[Data records]
########################################
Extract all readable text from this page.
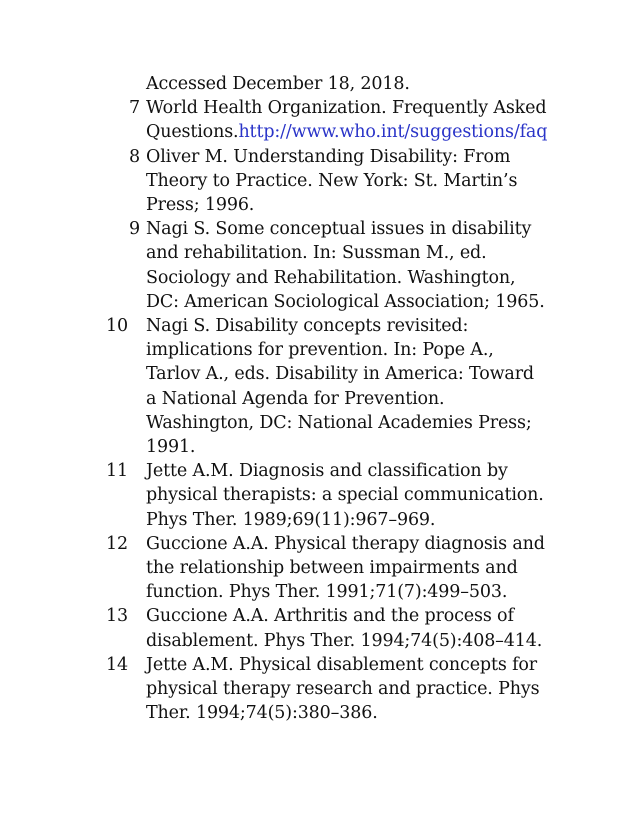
Accessed December 18, 2018.
7 World Health Organization. Frequently Asked
Questions.http://www.who.int/suggestions/faq
8 Oliver M. Understanding Disability: From
Theory to Practice. New York: St. Martin’s
Press; 1996.
9 Nagi S. Some conceptual issues in disability
and rehabilitation. In: Sussman M., ed.
Sociology and Rehabilitation. Washington,
DC: American Sociological Association; 1965.
10 Nagi S. Disability concepts revisited:
implications for prevention. In: Pope A.,
Tarlov A., eds. Disability in America: Toward
a National Agenda for Prevention.
Washington, DC: National Academies Press;
1991.
11 Jette A.M. Diagnosis and classification by
physical therapists: a special communication.
Phys Ther. 1989;69(11):967–969.
12 Guccione A.A. Physical therapy diagnosis and
the relationship between impairments and
function. Phys Ther. 1991;71(7):499–503.
13 Guccione A.A. Arthritis and the process of
disablement. Phys Ther. 1994;74(5):408–414.
14 Jette A.M. Physical disablement concepts for
physical therapy research and practice. Phys
Ther. 1994;74(5):380–386.
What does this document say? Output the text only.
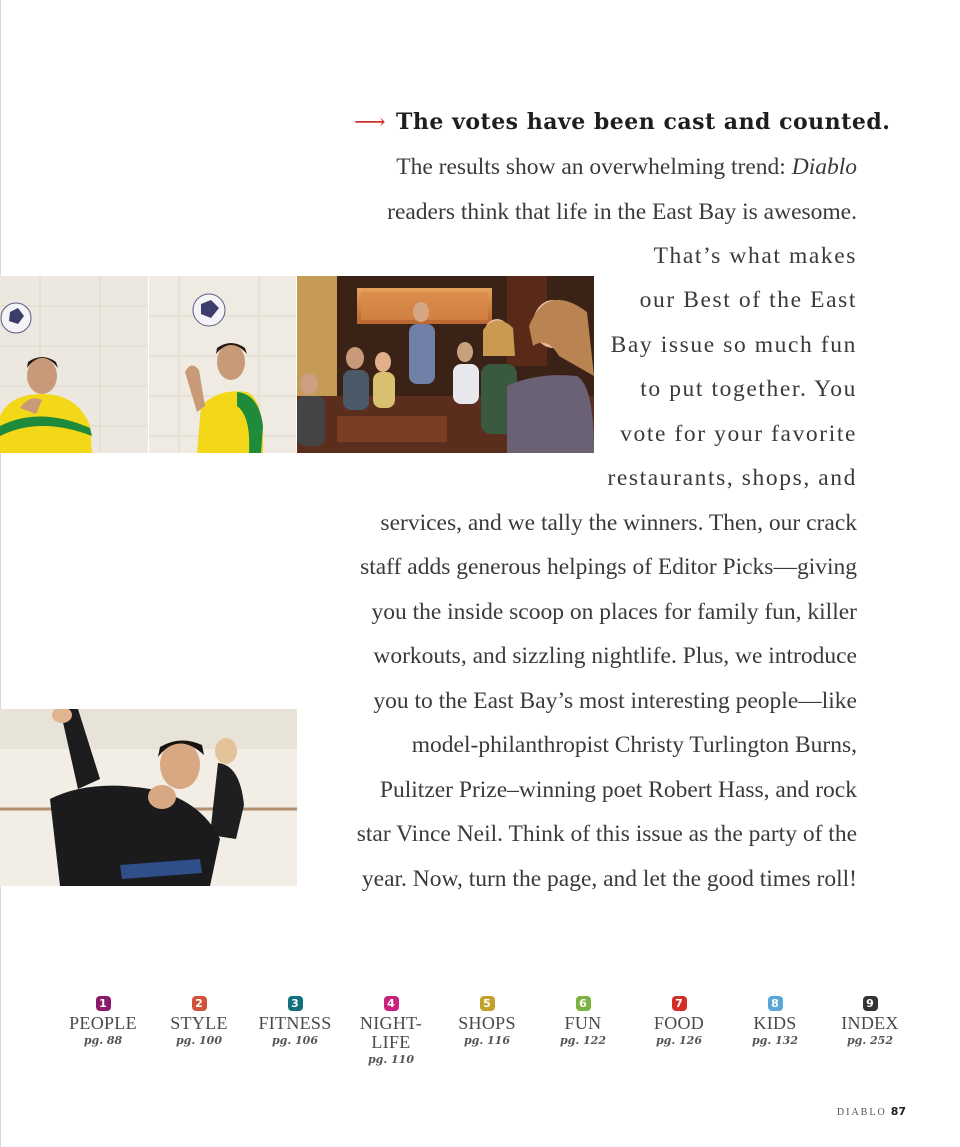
⟶ The votes have been cast and counted.
The results show an overwhelming trend: Diablo
readers think that life in the East Bay is awesome.
That’s what makes
our Best of the East
Bay issue so much fun
to put together. You
vote for your favorite
restaurants, shops, and
services, and we tally the winners. Then, our crack
staff adds generous helpings of Editor Picks—giving
you the inside scoop on places for family fun, killer
workouts, and sizzling nightlife. Plus, we introduce
you to the East Bay’s most interesting people—like
model-philanthropist Christy Turlington Burns,
Pulitzer Prize–winning poet Robert Hass, and rock
star Vince Neil. Think of this issue as the party of the
year. Now, turn the page, and let the good times roll!
1
PEOPLE
pg. 88
2
STYLE
pg. 100
3
FITNESS
pg. 106
4
NIGHT-
LIFE
pg. 110
5
SHOPS
pg. 116
6
FUN
pg. 122
7
FOOD
pg. 126
8
KIDS
pg. 132
9
INDEX
pg. 252
DIABLO 87
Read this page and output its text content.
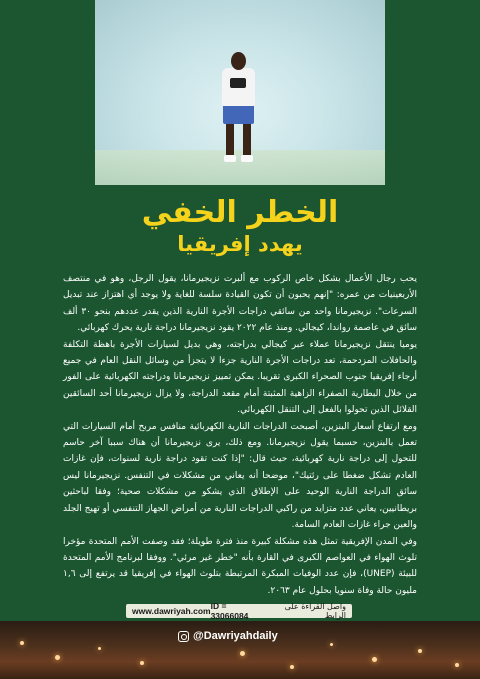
الخطر الخفي
يهدد إفريقيا

يحب رجال الأعمال بشكل خاص الركوب مع ألبرت نزيجيرمانا، يقول الرجل، وهو في منتصف الأربعينيات من عمره: "إنهم يحبون أن تكون القيادة سلسة للغاية ولا يوجد أي اهتزاز عند تبديل السرعات". نزيجيرمانا واحد من سائقي دراجات الأجرة النارية الذين يقدر عددهم بنحو ٣٠ ألف سائق في عاصمة رواندا، كيجالي. ومنذ عام ٢٠٢٢ يقود نزيجيرمانا دراجة نارية يحرك كهربائي.

يوميا ينتقل نزيجيرمانا عملاء عبر كيجالي بدراجته، وهي بديل لسيارات الأجرة باهظة التكلفة والحافلات المزدحمة، تعد دراجات الأجرة النارية جزءا لا يتجزأ من وسائل النقل العام في جميع أرجاء إفريقيا جنوب الصحراء الكبرى تقريبا. يمكن تمييز نزيجيرمانا ودراجته الكهربائية على الفور من خلال البطارية الصفراء الزاهية المثبتة أمام مقعد الدراجة، ولا يزال نزيجيرمانا أحد السائقين القلائل الذين تحولوا بالفعل إلى التنقل الكهربائي.

ومع ارتفاع أسعار البنزين، أصبحت الدراجات النارية الكهربائية منافس مربح أمام السيارات التي تعمل بالبنزين، حسبما يقول نزيجيرمانا. ومع ذلك، يرى نزيجيرمانا أن هناك سببا آخر حاسم للتحول إلى دراجة نارية كهربائية، حيث قال: "إذا كنت تقود دراجة نارية لسنوات، فإن غازات العادم تشكل ضغطا على رئتيك"، موضحا أنه يعاني من مشكلات في التنفس. نزيجيرمانا ليس سائق الدراجة النارية الوحيد على الإطلاق الذي يشكو من مشكلات صحية؛ وفقا لباحثين بريطانيين، يعاني عدد متزايد من راكبي الدراجات النارية من أمراض الجهاز التنفسي أو تهيج الجلد والعين جراء غازات العادم السامة.

وفي المدن الإفريقية تمثل هذه مشكلة كبيرة منذ فترة طويلة؛ فقد وصفت الأمم المتحدة مؤخرا تلوث الهواء في العواصم الكبرى في القارة بأنه "خطر غير مرئي". ووفقا لبرنامج الأمم المتحدة للبيئة (UNEP)، فإن عدد الوفيات المبكرة المرتبطة بتلوث الهواء في إفريقيا قد يرتفع إلى ١,٦ مليون حالة وفاة سنويا بحلول عام ٢٠٦٣.

www.dawriyah.com ID = 33066084
واصل القراءة على الرابط
@Dawriyahdaily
########################################
Problem to solve
Show every line where the string "National" appears.

Response below
a National Agenda for Prevention.
Washington, DC: National Academies Press;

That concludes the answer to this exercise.